[Stored entries]
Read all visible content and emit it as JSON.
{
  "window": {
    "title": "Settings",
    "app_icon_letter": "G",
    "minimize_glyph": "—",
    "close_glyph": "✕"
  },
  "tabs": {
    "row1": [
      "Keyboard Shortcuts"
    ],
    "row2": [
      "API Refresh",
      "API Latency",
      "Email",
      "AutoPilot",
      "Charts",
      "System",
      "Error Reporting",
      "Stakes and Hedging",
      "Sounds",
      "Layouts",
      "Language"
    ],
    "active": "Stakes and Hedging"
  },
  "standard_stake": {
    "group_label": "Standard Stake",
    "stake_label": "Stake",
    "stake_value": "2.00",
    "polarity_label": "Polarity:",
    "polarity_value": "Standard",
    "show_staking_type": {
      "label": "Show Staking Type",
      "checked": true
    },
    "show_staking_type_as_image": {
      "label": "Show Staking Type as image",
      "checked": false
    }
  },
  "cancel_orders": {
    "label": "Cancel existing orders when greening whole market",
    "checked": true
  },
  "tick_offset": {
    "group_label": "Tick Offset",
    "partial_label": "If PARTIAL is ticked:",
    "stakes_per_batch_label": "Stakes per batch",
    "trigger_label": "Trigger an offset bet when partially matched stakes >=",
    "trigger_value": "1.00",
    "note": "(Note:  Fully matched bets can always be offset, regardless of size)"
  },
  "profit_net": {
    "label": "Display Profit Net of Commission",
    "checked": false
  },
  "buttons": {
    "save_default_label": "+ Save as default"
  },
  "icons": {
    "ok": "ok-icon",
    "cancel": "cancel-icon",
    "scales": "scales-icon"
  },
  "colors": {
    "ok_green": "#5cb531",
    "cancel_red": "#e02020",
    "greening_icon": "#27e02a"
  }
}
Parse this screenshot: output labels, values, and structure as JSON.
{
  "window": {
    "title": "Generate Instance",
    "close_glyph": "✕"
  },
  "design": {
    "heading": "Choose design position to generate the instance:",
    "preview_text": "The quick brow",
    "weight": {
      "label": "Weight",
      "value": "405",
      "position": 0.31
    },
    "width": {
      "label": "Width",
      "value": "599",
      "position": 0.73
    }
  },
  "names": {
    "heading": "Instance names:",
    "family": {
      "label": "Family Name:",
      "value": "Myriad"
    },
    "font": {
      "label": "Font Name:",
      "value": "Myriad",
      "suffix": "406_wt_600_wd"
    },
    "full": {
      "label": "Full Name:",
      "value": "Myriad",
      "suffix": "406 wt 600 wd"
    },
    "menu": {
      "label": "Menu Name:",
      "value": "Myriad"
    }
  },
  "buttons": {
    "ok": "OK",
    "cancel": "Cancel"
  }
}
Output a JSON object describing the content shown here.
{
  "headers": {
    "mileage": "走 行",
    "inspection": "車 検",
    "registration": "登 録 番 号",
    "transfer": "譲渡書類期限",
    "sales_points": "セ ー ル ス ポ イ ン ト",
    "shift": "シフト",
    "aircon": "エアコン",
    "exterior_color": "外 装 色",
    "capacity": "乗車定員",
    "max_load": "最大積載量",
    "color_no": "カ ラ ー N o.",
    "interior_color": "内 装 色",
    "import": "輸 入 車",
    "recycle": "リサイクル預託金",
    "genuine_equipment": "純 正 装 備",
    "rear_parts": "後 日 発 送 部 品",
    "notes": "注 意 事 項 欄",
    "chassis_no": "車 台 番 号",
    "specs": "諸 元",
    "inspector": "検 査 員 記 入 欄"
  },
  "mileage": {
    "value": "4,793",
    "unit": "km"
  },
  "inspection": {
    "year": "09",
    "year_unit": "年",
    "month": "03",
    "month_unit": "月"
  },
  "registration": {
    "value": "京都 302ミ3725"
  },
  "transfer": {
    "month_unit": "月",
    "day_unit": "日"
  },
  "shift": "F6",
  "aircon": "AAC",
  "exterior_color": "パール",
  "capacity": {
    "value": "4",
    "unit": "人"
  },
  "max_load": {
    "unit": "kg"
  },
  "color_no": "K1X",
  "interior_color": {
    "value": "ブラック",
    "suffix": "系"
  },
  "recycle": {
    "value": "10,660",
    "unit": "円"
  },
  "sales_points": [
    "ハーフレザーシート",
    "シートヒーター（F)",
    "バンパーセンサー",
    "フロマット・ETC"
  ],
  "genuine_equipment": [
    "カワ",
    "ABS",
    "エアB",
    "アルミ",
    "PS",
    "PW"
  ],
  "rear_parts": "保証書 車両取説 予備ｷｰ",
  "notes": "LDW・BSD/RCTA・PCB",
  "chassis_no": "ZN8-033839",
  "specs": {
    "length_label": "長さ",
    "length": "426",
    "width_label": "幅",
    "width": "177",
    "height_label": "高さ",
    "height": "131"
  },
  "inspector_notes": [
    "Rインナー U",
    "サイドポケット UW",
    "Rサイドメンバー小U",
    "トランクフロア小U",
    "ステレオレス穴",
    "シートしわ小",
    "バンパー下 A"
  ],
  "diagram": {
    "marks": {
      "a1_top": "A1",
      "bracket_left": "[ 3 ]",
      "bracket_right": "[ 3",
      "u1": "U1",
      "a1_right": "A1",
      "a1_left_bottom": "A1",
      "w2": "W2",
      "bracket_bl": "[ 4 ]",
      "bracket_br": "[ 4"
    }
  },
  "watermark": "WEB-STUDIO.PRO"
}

> [Objective] Output exactly the lines above, from the one holding "Output a JSON" through the end of the data, including the first and last.

> [Result for this task]
Output a JSON object describing the content shown here.
{
  "headers": {
    "mileage": "走 行",
    "inspection": "車 検",
    "registration": "登 録 番 号",
    "transfer": "譲渡書類期限",
    "sales_points": "セ ー ル ス ポ イ ン ト",
    "shift": "シフト",
    "aircon": "エアコン",
    "exterior_color": "外 装 色",
    "capacity": "乗車定員",
    "max_load": "最大積載量",
    "color_no": "カ ラ ー N o.",
    "interior_color": "内 装 色",
    "import": "輸 入 車",
    "recycle": "リサイクル預託金",
    "genuine_equipment": "純 正 装 備",
    "rear_parts": "後 日 発 送 部 品",
    "notes": "注 意 事 項 欄",
    "chassis_no": "車 台 番 号",
    "specs": "諸 元",
    "inspector": "検 査 員 記 入 欄"
  },
  "mileage": {
    "value": "4,793",
    "unit": "km"
  },
  "inspection": {
    "year": "09",
    "year_unit": "年",
    "month": "03",
    "month_unit": "月"
  },
  "registration": {
    "value": "京都 302ミ3725"
  },
  "transfer": {
    "month_unit": "月",
    "day_unit": "日"
  },
  "shift": "F6",
  "aircon": "AAC",
  "exterior_color": "パール",
  "capacity": {
    "value": "4",
    "unit": "人"
  },
  "max_load": {
    "unit": "kg"
  },
  "color_no": "K1X",
  "interior_color": {
    "value": "ブラック",
    "suffix": "系"
  },
  "recycle": {
    "value": "10,660",
    "unit": "円"
  },
  "sales_points": [
    "ハーフレザーシート",
    "シートヒーター（F)",
    "バンパーセンサー",
    "フロマット・ETC"
  ],
  "genuine_equipment": [
    "カワ",
    "ABS",
    "エアB",
    "アルミ",
    "PS",
    "PW"
  ],
  "rear_parts": "保証書 車両取説 予備ｷｰ",
  "notes": "LDW・BSD/RCTA・PCB",
  "chassis_no": "ZN8-033839",
  "specs": {
    "length_label": "長さ",
    "length": "426",
    "width_label": "幅",
    "width": "177",
    "height_label": "高さ",
    "height": "131"
  },
  "inspector_notes": [
    "Rインナー U",
    "サイドポケット UW",
    "Rサイドメンバー小U",
    "トランクフロア小U",
    "ステレオレス穴",
    "シートしわ小",
    "バンパー下 A"
  ],
  "diagram": {
    "marks": {
      "a1_top": "A1",
      "bracket_left": "[ 3 ]",
      "bracket_right": "[ 3",
      "u1": "U1",
      "a1_right": "A1",
      "a1_left_bottom": "A1",
      "w2": "W2",
      "bracket_bl": "[ 4 ]",
      "bracket_br": "[ 4"
    }
  },
  "watermark": "WEB-STUDIO.PRO"
}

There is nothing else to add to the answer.